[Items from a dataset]

========

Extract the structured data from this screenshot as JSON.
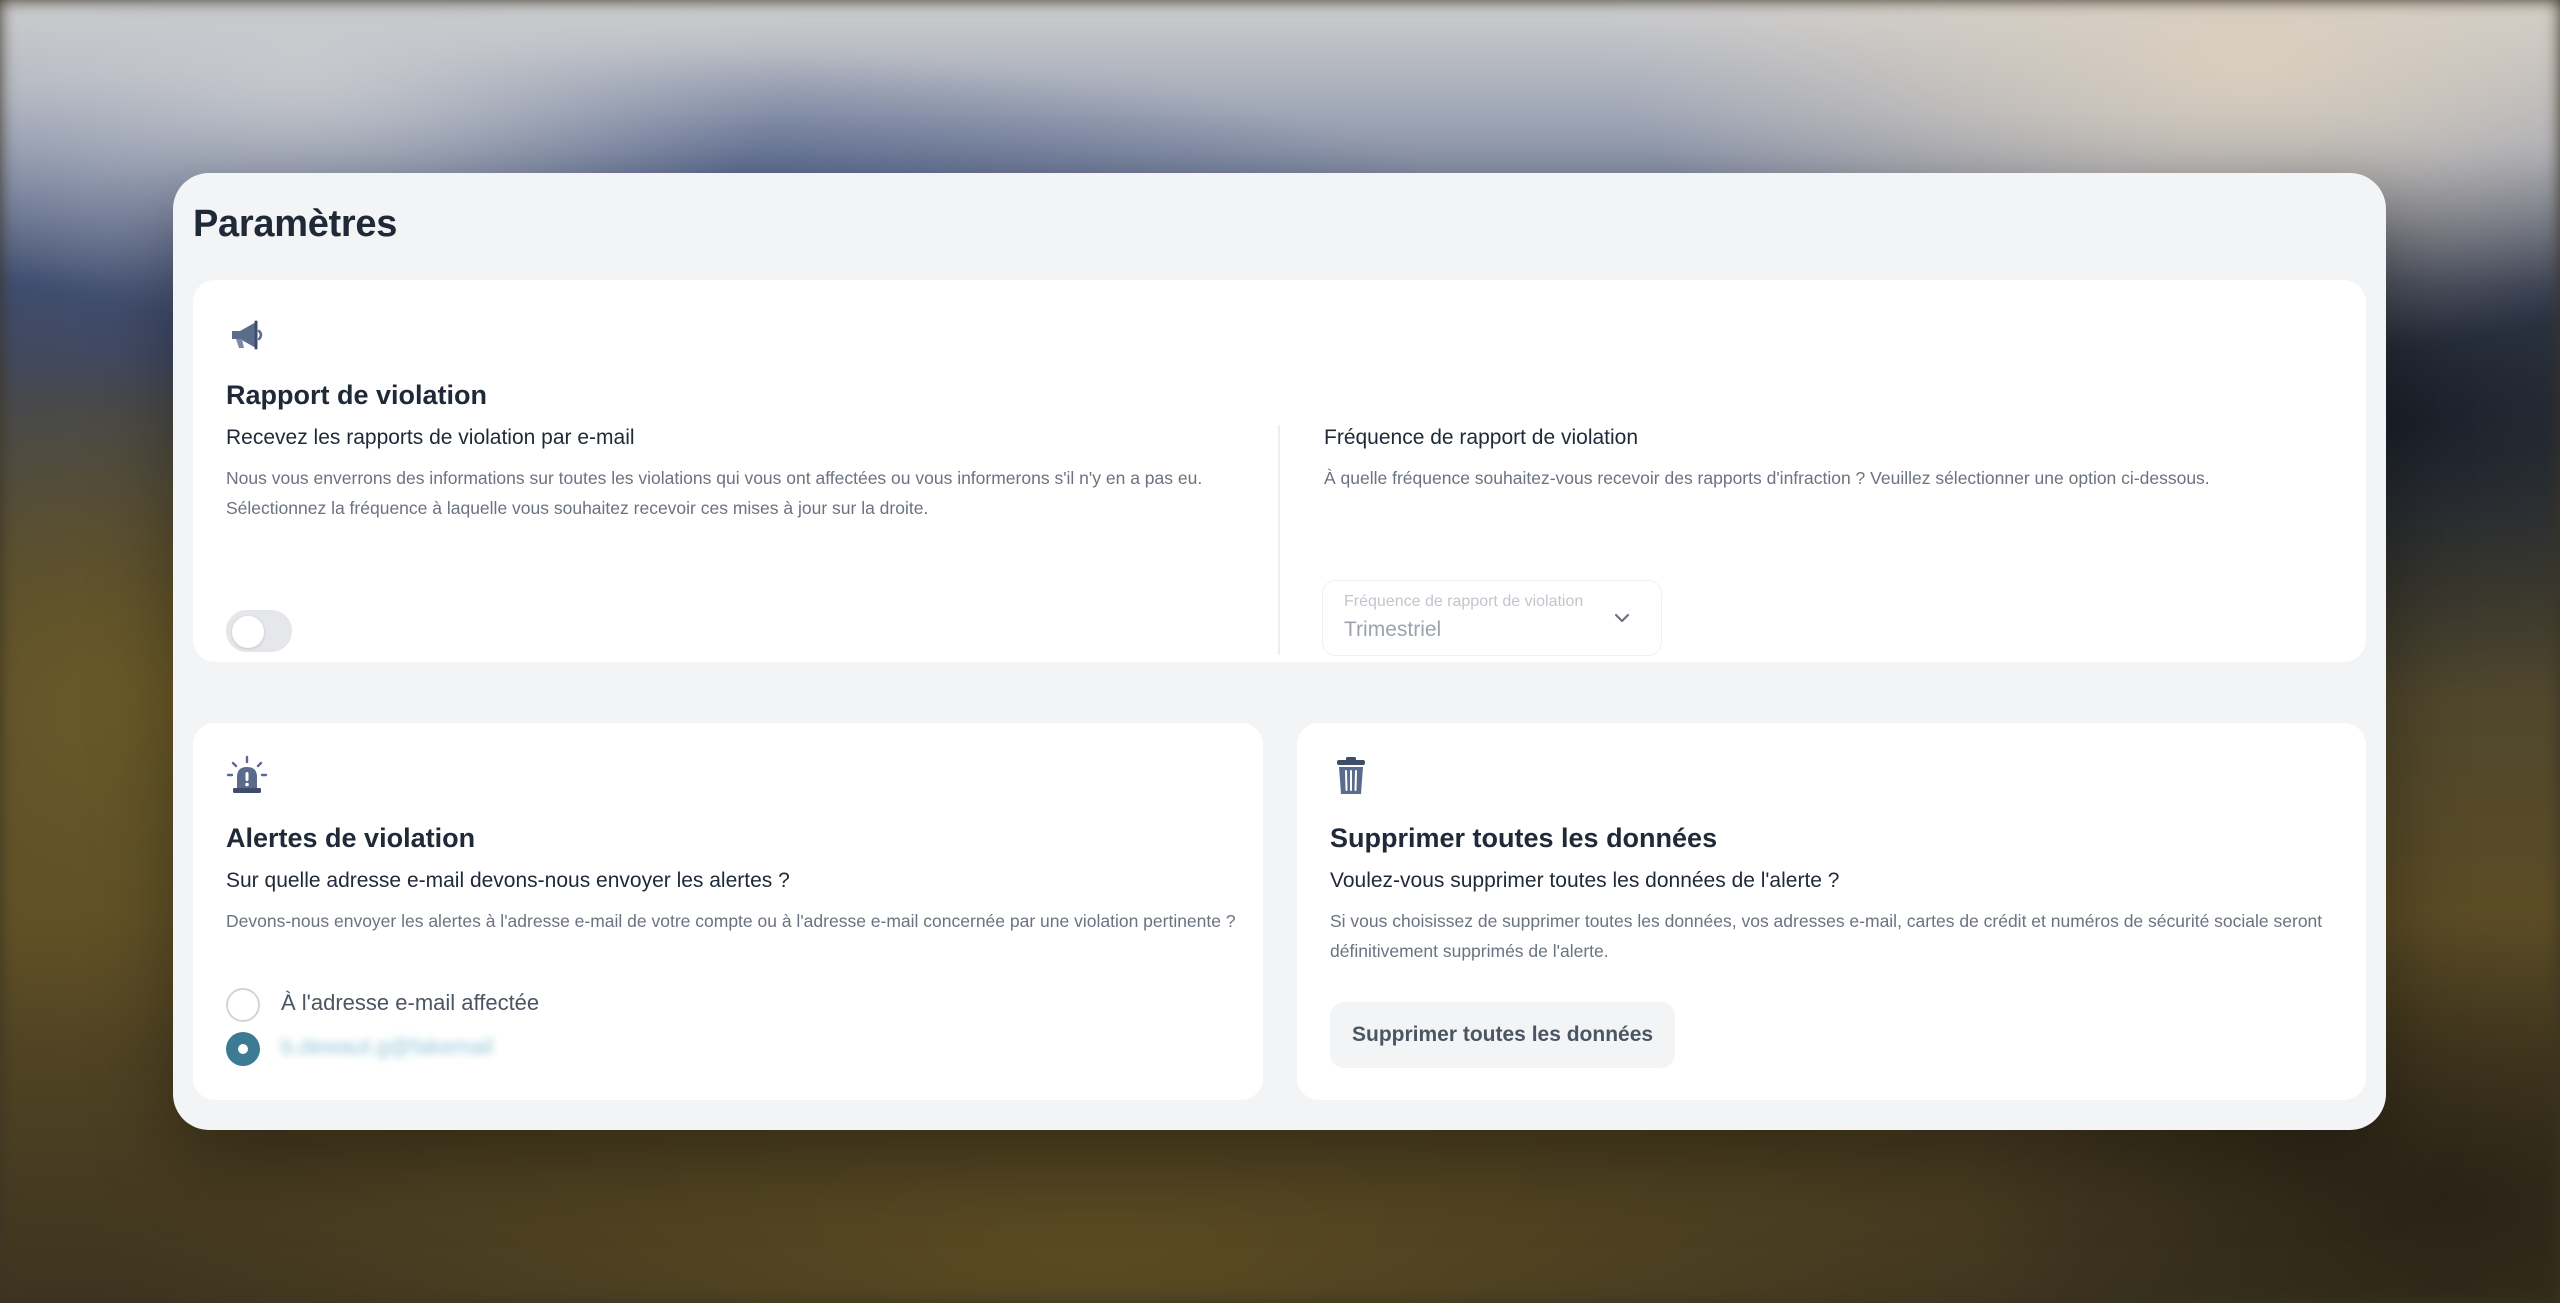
{
  "page": {
    "title": "Paramètres"
  },
  "report": {
    "icon": "megaphone-icon",
    "title": "Rapport de violation",
    "email_subtitle": "Recevez les rapports de violation par e-mail",
    "email_description": "Nous vous enverrons des informations sur toutes les violations qui vous ont affectées ou vous informerons s'il n'y en a pas eu. Sélectionnez la fréquence à laquelle vous souhaitez recevoir ces mises à jour sur la droite.",
    "email_toggle_on": false,
    "frequency_subtitle": "Fréquence de rapport de violation",
    "frequency_description": "À quelle fréquence souhaitez-vous recevoir des rapports d'infraction ? Veuillez sélectionner une option ci-dessous.",
    "frequency_select": {
      "label": "Fréquence de rapport de violation",
      "value": "Trimestriel"
    }
  },
  "alerts": {
    "icon": "siren-icon",
    "title": "Alertes de violation",
    "subtitle": "Sur quelle adresse e-mail devons-nous envoyer les alertes ?",
    "description": "Devons-nous envoyer les alertes à l'adresse e-mail de votre compte ou à l'adresse e-mail concernée par une violation pertinente ?",
    "options": [
      {
        "label": "À l'adresse e-mail affectée",
        "checked": false
      },
      {
        "label": "b.dewaut.g@fakemail",
        "checked": true
      }
    ]
  },
  "delete": {
    "icon": "trash-icon",
    "title": "Supprimer toutes les données",
    "subtitle": "Voulez-vous supprimer toutes les données de l'alerte ?",
    "description": "Si vous choisissez de supprimer toutes les données, vos adresses e-mail, cartes de crédit et numéros de sécurité sociale seront définitivement supprimés de l'alerte.",
    "button_label": "Supprimer toutes les données"
  },
  "colors": {
    "accent": "#3d7a93",
    "icon": "#5b6b8c",
    "window_bg": "#f3f4f6",
    "card_bg": "#ffffff"
  }
}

========

WHAT TO PRODUCE:
Repeat each entry exactly as given; no pictures belong in the copy.

SOLUTION FOR THIS PROBLEM:
Extract the structured data from this screenshot as JSON.
{
  "page": {
    "title": "Paramètres"
  },
  "report": {
    "icon": "megaphone-icon",
    "title": "Rapport de violation",
    "email_subtitle": "Recevez les rapports de violation par e-mail",
    "email_description": "Nous vous enverrons des informations sur toutes les violations qui vous ont affectées ou vous informerons s'il n'y en a pas eu. Sélectionnez la fréquence à laquelle vous souhaitez recevoir ces mises à jour sur la droite.",
    "email_toggle_on": false,
    "frequency_subtitle": "Fréquence de rapport de violation",
    "frequency_description": "À quelle fréquence souhaitez-vous recevoir des rapports d'infraction ? Veuillez sélectionner une option ci-dessous.",
    "frequency_select": {
      "label": "Fréquence de rapport de violation",
      "value": "Trimestriel"
    }
  },
  "alerts": {
    "icon": "siren-icon",
    "title": "Alertes de violation",
    "subtitle": "Sur quelle adresse e-mail devons-nous envoyer les alertes ?",
    "description": "Devons-nous envoyer les alertes à l'adresse e-mail de votre compte ou à l'adresse e-mail concernée par une violation pertinente ?",
    "options": [
      {
        "label": "À l'adresse e-mail affectée",
        "checked": false
      },
      {
        "label": "b.dewaut.g@fakemail",
        "checked": true
      }
    ]
  },
  "delete": {
    "icon": "trash-icon",
    "title": "Supprimer toutes les données",
    "subtitle": "Voulez-vous supprimer toutes les données de l'alerte ?",
    "description": "Si vous choisissez de supprimer toutes les données, vos adresses e-mail, cartes de crédit et numéros de sécurité sociale seront définitivement supprimés de l'alerte.",
    "button_label": "Supprimer toutes les données"
  },
  "colors": {
    "accent": "#3d7a93",
    "icon": "#5b6b8c",
    "window_bg": "#f3f4f6",
    "card_bg": "#ffffff"
  }
}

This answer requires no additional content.